Return every line of the data below, unchanged and in the same order.

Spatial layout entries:

=-=-=-=-=

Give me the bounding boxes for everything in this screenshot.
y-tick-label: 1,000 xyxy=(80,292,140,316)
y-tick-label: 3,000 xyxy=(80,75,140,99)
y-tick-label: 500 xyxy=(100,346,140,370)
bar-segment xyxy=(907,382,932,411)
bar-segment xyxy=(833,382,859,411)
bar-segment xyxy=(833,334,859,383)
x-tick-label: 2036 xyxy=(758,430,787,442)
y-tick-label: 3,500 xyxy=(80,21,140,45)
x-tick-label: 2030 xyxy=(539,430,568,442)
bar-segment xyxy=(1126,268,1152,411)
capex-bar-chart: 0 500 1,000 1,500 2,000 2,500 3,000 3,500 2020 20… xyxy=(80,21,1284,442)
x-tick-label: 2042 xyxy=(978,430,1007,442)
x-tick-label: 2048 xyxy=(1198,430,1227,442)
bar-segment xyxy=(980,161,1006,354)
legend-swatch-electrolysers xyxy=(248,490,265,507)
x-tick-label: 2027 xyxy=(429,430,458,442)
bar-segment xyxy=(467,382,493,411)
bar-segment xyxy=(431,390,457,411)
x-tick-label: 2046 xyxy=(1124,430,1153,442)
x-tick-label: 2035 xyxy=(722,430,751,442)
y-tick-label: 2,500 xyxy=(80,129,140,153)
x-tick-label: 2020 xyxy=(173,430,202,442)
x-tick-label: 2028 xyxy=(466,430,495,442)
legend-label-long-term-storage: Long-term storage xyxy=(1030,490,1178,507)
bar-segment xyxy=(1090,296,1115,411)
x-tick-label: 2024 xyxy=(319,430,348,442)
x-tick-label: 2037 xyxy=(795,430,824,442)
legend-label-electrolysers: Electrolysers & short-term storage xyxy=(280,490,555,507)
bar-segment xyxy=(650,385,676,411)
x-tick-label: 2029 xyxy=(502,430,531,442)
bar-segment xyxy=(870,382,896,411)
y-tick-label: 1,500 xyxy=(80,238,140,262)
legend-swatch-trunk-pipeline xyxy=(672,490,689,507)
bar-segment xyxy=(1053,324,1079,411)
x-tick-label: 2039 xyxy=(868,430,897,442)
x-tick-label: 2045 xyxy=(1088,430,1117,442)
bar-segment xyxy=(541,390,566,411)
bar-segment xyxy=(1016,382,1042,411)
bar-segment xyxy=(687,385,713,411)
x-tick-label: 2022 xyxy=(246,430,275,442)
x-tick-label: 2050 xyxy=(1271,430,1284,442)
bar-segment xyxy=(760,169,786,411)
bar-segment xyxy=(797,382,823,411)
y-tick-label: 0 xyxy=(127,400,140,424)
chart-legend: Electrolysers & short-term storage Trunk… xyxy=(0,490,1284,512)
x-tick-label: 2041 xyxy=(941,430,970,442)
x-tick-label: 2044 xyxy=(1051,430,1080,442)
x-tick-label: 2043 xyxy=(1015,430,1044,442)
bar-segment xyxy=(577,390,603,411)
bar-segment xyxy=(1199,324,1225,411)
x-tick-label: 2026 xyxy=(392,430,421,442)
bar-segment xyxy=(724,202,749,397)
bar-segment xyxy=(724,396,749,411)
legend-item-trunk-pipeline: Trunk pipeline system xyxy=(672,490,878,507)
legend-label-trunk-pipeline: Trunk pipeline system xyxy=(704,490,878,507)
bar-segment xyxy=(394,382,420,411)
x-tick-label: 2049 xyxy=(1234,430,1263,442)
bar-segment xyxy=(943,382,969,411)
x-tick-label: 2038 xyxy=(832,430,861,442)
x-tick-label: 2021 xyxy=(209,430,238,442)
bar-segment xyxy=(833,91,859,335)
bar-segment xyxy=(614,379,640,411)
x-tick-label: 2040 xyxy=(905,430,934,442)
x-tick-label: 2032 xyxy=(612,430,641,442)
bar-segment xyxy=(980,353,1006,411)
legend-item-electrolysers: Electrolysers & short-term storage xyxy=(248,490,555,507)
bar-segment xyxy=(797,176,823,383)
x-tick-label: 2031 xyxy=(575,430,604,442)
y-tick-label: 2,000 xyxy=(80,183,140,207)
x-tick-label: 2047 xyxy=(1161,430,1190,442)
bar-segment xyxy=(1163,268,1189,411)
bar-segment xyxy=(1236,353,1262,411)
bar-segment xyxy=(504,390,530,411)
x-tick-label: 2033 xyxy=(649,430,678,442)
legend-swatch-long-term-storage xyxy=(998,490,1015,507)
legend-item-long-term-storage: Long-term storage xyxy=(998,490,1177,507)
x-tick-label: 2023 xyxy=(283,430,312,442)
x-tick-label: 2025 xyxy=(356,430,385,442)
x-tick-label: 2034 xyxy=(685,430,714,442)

=-=-=-=-=

*EXERCISE RESULT:*
Give me the bounding boxes for everything in this screenshot.
y-tick-label: 1,000 xyxy=(80,292,140,316)
y-tick-label: 3,000 xyxy=(80,75,140,99)
y-tick-label: 500 xyxy=(100,346,140,370)
bar-segment xyxy=(907,382,932,411)
bar-segment xyxy=(833,382,859,411)
bar-segment xyxy=(833,334,859,383)
x-tick-label: 2036 xyxy=(758,430,787,442)
y-tick-label: 3,500 xyxy=(80,21,140,45)
x-tick-label: 2030 xyxy=(539,430,568,442)
bar-segment xyxy=(1126,268,1152,411)
capex-bar-chart: 0 500 1,000 1,500 2,000 2,500 3,000 3,500 2020 20… xyxy=(80,21,1284,442)
x-tick-label: 2042 xyxy=(978,430,1007,442)
x-tick-label: 2048 xyxy=(1198,430,1227,442)
bar-segment xyxy=(980,161,1006,354)
legend-swatch-electrolysers xyxy=(248,490,265,507)
x-tick-label: 2027 xyxy=(429,430,458,442)
bar-segment xyxy=(467,382,493,411)
bar-segment xyxy=(431,390,457,411)
x-tick-label: 2046 xyxy=(1124,430,1153,442)
x-tick-label: 2035 xyxy=(722,430,751,442)
y-tick-label: 2,500 xyxy=(80,129,140,153)
x-tick-label: 2020 xyxy=(173,430,202,442)
x-tick-label: 2028 xyxy=(466,430,495,442)
legend-label-long-term-storage: Long-term storage xyxy=(1030,490,1178,507)
bar-segment xyxy=(1090,296,1115,411)
x-tick-label: 2024 xyxy=(319,430,348,442)
x-tick-label: 2037 xyxy=(795,430,824,442)
legend-label-electrolysers: Electrolysers & short-term storage xyxy=(280,490,555,507)
bar-segment xyxy=(650,385,676,411)
x-tick-label: 2029 xyxy=(502,430,531,442)
bar-segment xyxy=(870,382,896,411)
y-tick-label: 1,500 xyxy=(80,238,140,262)
legend-swatch-trunk-pipeline xyxy=(672,490,689,507)
bar-segment xyxy=(1053,324,1079,411)
x-tick-label: 2039 xyxy=(868,430,897,442)
x-tick-label: 2045 xyxy=(1088,430,1117,442)
bar-segment xyxy=(541,390,566,411)
bar-segment xyxy=(1016,382,1042,411)
bar-segment xyxy=(687,385,713,411)
x-tick-label: 2022 xyxy=(246,430,275,442)
x-tick-label: 2050 xyxy=(1271,430,1284,442)
bar-segment xyxy=(760,169,786,411)
bar-segment xyxy=(797,382,823,411)
y-tick-label: 0 xyxy=(127,400,140,424)
chart-legend: Electrolysers & short-term storage Trunk… xyxy=(0,490,1284,512)
x-tick-label: 2041 xyxy=(941,430,970,442)
x-tick-label: 2044 xyxy=(1051,430,1080,442)
x-tick-label: 2043 xyxy=(1015,430,1044,442)
bar-segment xyxy=(577,390,603,411)
bar-segment xyxy=(1199,324,1225,411)
x-tick-label: 2026 xyxy=(392,430,421,442)
bar-segment xyxy=(724,202,749,397)
bar-segment xyxy=(724,396,749,411)
legend-item-trunk-pipeline: Trunk pipeline system xyxy=(672,490,878,507)
legend-label-trunk-pipeline: Trunk pipeline system xyxy=(704,490,878,507)
bar-segment xyxy=(394,382,420,411)
x-tick-label: 2049 xyxy=(1234,430,1263,442)
bar-segment xyxy=(943,382,969,411)
x-tick-label: 2038 xyxy=(832,430,861,442)
x-tick-label: 2021 xyxy=(209,430,238,442)
bar-segment xyxy=(833,91,859,335)
bar-segment xyxy=(614,379,640,411)
x-tick-label: 2040 xyxy=(905,430,934,442)
x-tick-label: 2032 xyxy=(612,430,641,442)
bar-segment xyxy=(980,353,1006,411)
legend-item-electrolysers: Electrolysers & short-term storage xyxy=(248,490,555,507)
bar-segment xyxy=(797,176,823,383)
x-tick-label: 2031 xyxy=(575,430,604,442)
y-tick-label: 2,000 xyxy=(80,183,140,207)
x-tick-label: 2047 xyxy=(1161,430,1190,442)
bar-segment xyxy=(1163,268,1189,411)
bar-segment xyxy=(1236,353,1262,411)
bar-segment xyxy=(504,390,530,411)
x-tick-label: 2033 xyxy=(649,430,678,442)
legend-swatch-long-term-storage xyxy=(998,490,1015,507)
legend-item-long-term-storage: Long-term storage xyxy=(998,490,1177,507)
x-tick-label: 2023 xyxy=(283,430,312,442)
x-tick-label: 2025 xyxy=(356,430,385,442)
x-tick-label: 2034 xyxy=(685,430,714,442)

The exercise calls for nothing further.